## SHORT PROBLEM
Using the entries that follow, collect the lines where the word "Ladezustand" appears.

## PROVIDED MATERIAL
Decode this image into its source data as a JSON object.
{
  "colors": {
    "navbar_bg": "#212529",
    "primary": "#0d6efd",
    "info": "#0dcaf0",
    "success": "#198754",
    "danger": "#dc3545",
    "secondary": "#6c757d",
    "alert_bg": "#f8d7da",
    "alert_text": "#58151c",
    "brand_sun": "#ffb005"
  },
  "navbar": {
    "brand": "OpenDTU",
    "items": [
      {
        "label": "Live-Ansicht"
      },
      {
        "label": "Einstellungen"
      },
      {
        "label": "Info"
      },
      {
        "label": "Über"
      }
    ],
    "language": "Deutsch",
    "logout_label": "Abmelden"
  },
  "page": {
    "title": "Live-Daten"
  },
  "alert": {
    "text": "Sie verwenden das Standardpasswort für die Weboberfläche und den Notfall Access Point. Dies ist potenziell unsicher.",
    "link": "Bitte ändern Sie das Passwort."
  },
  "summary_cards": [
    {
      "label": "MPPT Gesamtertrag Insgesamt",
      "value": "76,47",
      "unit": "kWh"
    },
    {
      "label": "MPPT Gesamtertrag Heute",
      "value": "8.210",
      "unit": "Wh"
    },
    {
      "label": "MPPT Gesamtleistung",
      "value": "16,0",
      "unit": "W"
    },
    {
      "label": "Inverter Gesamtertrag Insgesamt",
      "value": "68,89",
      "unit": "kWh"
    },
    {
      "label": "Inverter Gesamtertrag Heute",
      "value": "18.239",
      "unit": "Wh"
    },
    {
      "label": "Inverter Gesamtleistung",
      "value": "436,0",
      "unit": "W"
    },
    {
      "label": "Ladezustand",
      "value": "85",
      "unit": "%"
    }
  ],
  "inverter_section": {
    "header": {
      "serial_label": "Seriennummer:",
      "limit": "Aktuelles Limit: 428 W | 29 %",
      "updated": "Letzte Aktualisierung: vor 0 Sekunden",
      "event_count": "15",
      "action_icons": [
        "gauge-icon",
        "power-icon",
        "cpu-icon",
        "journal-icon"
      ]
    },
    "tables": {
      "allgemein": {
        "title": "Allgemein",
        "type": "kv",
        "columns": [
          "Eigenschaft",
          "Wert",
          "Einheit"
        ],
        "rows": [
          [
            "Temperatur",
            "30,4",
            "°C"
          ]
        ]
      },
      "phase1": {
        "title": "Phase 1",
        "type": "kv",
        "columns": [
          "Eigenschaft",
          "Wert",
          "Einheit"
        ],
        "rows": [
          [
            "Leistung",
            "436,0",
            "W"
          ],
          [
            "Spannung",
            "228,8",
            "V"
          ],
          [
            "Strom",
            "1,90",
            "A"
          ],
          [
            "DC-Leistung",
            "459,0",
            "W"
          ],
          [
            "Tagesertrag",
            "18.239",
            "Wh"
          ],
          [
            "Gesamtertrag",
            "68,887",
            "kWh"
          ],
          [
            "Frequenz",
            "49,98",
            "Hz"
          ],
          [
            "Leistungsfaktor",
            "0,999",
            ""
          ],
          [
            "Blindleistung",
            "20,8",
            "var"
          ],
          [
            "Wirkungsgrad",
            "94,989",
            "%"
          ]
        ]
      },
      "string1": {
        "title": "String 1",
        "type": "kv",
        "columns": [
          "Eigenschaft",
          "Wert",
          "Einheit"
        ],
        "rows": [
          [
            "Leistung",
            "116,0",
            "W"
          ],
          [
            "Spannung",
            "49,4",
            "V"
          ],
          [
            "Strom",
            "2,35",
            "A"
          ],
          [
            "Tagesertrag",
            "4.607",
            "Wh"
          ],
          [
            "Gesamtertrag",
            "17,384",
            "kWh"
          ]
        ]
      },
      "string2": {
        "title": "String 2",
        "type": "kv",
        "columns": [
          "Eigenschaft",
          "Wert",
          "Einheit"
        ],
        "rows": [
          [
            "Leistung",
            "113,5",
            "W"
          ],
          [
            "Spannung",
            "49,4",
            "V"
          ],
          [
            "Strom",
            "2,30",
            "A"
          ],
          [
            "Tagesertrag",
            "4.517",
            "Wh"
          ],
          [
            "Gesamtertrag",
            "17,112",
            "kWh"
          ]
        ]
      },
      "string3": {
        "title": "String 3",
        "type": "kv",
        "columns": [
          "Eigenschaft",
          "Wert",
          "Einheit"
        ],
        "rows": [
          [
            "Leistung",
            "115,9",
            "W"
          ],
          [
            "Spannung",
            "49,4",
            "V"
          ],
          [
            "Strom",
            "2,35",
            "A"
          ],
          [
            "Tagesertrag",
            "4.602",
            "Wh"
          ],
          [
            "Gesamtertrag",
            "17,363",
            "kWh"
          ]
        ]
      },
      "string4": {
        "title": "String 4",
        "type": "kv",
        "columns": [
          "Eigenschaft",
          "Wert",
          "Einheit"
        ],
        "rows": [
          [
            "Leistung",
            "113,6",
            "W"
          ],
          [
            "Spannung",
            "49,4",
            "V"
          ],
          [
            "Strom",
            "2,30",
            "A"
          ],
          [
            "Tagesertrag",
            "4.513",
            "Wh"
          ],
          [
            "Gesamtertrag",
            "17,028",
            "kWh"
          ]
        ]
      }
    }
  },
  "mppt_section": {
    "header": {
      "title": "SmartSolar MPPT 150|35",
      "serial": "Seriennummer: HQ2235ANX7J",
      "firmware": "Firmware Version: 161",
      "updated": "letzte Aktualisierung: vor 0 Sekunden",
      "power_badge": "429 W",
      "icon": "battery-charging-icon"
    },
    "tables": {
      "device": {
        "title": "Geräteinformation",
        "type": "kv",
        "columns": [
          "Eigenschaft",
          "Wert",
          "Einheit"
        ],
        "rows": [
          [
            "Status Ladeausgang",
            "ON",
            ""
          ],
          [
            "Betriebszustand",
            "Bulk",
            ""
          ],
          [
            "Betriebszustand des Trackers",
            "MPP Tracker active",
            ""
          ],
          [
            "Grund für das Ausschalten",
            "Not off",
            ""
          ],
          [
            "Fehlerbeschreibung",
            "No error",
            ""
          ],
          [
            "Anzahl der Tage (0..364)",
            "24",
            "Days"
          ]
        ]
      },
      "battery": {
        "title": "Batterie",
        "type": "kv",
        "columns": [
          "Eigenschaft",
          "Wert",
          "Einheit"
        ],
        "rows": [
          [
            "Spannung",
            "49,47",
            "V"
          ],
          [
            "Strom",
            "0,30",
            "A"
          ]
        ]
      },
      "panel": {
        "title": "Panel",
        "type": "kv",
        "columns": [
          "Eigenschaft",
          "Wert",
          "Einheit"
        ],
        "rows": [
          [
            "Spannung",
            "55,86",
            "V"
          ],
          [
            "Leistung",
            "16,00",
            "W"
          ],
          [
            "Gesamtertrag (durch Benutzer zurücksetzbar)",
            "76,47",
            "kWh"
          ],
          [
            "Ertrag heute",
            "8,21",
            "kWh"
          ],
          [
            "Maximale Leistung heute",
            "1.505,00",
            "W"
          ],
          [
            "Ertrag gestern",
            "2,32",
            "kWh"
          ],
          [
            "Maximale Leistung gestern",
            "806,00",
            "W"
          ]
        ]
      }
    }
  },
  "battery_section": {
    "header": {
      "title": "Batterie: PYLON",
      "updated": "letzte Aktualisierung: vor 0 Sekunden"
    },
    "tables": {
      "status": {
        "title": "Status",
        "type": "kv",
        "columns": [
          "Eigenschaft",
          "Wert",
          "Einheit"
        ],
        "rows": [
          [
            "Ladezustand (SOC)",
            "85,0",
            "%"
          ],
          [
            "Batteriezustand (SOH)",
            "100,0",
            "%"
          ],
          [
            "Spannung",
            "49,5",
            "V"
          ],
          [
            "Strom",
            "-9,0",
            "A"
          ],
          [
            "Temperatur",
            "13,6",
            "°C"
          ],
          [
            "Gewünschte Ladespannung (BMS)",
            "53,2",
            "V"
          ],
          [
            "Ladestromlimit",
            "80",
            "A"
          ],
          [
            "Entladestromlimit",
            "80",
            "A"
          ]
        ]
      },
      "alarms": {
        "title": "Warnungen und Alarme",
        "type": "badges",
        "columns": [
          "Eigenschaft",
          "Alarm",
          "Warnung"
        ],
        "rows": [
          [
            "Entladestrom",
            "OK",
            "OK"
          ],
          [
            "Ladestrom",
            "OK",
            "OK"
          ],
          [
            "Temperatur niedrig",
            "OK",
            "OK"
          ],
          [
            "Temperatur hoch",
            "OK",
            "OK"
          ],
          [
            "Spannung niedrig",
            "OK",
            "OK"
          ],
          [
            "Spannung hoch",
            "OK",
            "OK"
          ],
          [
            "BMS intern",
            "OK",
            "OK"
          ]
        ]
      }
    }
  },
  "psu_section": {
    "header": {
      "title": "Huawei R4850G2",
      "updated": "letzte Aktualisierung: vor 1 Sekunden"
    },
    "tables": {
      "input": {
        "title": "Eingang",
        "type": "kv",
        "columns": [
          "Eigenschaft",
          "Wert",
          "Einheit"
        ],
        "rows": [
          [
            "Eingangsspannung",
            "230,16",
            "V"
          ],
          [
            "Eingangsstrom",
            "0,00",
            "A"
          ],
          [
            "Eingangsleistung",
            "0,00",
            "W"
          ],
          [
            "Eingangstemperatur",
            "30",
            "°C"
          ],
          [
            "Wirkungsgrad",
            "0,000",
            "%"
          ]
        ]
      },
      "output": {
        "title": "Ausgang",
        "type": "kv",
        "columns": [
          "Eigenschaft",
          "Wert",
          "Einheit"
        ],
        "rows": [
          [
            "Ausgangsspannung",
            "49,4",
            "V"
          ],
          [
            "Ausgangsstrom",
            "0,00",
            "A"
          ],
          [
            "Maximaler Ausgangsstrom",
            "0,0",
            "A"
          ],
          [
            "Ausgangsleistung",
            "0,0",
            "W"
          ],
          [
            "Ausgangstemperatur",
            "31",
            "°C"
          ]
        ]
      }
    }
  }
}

## ANSWER FOR THE TASK
      "label": "Ladezustand",
            "Ladezustand (SOC)",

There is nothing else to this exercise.